- [Page excerpt]

According to the United States Census Bureau, the town has a total area of 11.7 square miles (30.4 km^{2}), of which 11.7 square miles (30.3 km^{2}) is land and 0.04 square mile (0.1 km^{2}) (0.17%) is water.

==Demographics==

As of the census of 2000, there were 1,463 people, 530 households, and 405 families residing in the town. The population density was 124.9 people per square mile (48.2/km^{2}). There were 553 housing units at an average density of 47.2 per square mile (18.2/km^{2}). The racial makeup of the town was 98.29% White, 0.14% African American, 0.48% Asian, 0.14% from other races, and 0.96% from two or more races. Hispanic or Latino of any race were 0.41% of the population.

There were 530 households, out of which 37.5% had children under the age of 18 living with them, 68.5% were married couples living together, 4.3% had a female householder with no husband present, and 23.4% were non-families. 17.4% of all households were made up of individuals, and 3.4% had someone living alone who was 65 years of age or older. The average household size was 2.76 and the average family size was 3.14.

- [Available data]
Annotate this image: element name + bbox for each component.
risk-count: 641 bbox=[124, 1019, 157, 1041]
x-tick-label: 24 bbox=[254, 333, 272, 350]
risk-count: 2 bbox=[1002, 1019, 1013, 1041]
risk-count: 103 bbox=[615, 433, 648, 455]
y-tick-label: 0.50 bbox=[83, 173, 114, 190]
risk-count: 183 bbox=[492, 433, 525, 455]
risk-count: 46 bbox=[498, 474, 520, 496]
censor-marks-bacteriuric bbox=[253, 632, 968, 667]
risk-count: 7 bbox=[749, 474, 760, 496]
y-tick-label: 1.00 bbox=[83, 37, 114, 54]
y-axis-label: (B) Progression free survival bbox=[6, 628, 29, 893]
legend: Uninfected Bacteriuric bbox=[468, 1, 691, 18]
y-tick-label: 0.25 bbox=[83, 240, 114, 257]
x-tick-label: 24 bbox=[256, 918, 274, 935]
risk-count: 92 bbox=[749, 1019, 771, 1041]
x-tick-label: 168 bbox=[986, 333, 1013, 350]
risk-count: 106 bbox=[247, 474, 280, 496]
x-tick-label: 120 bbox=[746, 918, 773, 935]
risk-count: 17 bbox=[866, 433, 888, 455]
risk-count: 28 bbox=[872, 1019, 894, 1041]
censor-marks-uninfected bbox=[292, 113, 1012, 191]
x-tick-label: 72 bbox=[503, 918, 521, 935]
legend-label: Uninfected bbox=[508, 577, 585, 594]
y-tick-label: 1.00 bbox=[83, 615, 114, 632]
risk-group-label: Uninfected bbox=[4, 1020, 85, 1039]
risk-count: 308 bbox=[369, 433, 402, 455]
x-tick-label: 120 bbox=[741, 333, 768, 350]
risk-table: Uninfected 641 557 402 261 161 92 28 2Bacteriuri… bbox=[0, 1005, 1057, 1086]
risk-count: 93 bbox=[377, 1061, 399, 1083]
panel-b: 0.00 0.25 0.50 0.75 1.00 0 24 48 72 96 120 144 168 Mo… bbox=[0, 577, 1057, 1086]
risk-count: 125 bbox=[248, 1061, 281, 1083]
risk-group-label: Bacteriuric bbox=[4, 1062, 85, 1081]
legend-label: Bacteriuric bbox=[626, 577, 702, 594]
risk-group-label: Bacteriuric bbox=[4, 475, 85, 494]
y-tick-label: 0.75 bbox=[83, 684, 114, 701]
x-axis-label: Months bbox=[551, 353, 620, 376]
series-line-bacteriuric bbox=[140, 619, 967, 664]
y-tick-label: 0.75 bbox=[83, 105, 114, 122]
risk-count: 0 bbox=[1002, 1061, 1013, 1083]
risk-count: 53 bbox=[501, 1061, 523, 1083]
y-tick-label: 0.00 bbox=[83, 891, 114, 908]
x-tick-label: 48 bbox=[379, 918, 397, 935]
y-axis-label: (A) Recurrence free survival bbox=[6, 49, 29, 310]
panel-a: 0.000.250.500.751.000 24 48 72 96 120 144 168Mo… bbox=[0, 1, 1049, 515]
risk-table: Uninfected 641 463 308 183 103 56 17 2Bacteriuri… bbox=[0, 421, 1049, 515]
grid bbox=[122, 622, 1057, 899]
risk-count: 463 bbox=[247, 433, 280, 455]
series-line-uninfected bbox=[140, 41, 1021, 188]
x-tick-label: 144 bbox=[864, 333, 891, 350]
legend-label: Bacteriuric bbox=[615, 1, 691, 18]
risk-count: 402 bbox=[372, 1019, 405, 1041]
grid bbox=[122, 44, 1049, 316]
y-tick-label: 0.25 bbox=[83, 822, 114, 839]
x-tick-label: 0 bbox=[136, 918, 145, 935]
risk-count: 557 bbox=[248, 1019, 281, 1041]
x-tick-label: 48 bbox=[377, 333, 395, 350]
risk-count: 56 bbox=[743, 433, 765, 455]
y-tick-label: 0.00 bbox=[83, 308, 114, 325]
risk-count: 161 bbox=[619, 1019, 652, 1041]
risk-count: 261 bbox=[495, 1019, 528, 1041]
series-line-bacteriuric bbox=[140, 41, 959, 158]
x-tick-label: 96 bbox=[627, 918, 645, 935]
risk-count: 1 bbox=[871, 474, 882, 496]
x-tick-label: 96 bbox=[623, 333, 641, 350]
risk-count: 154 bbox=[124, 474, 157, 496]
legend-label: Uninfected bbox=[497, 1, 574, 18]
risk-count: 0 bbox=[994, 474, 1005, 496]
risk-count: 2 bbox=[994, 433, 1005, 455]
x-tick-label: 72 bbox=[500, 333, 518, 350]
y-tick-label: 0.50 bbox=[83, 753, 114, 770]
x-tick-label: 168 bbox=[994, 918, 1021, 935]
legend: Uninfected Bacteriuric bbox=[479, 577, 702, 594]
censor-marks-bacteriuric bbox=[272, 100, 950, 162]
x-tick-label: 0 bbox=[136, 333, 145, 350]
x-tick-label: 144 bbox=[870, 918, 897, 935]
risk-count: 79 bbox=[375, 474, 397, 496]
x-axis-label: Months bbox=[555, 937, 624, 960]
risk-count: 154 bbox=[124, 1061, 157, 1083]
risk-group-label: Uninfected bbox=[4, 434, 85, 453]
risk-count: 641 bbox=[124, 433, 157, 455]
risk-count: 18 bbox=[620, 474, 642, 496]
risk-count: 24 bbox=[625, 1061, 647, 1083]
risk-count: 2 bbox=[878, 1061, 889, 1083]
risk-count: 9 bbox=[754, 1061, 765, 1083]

- [Prompt A] Reproduce the passage about the town word for word, from "According to the" to "(0.17%) is water.".
- [Prompt B] According to the passage about the town, how many housing units did the town have as of the 2000 census?
- [Prompt C] Continue the passage about the town, starting after its last sentence.

- [Answer section A]
According to the United States Census Bureau, the town has a total area of 11.7 square miles (30.4 km^{2}), of which 11.7 square miles (30.3 km^{2}) is land and 0.04 square mile (0.1 km^{2}) (0.17%) is water.

- [Answer section B] 553

- [Answer section C]
In the town, the population was spread out, with 27.9% under the age of 18, 7.0% from 18 to 24, 27.3% from 25 to 44, 30.3% from 45 to 64, and 7.5% who were 65 years of age or older. The median age was 39 years. For every 100 females, there were 104.3 males. For every 100 females age 18 and over, there were 105.3 males.

The median income for a household in the town was $57,431, and the median income for a family was $65,469. Males had a median income of $40,988 versus $31,250 for females. The per capita income for the town was $25,395. About 1.0% of families and 3.6% of the population were below the poverty line, including 4.1% of those under age 18 and none of those age 65 or over.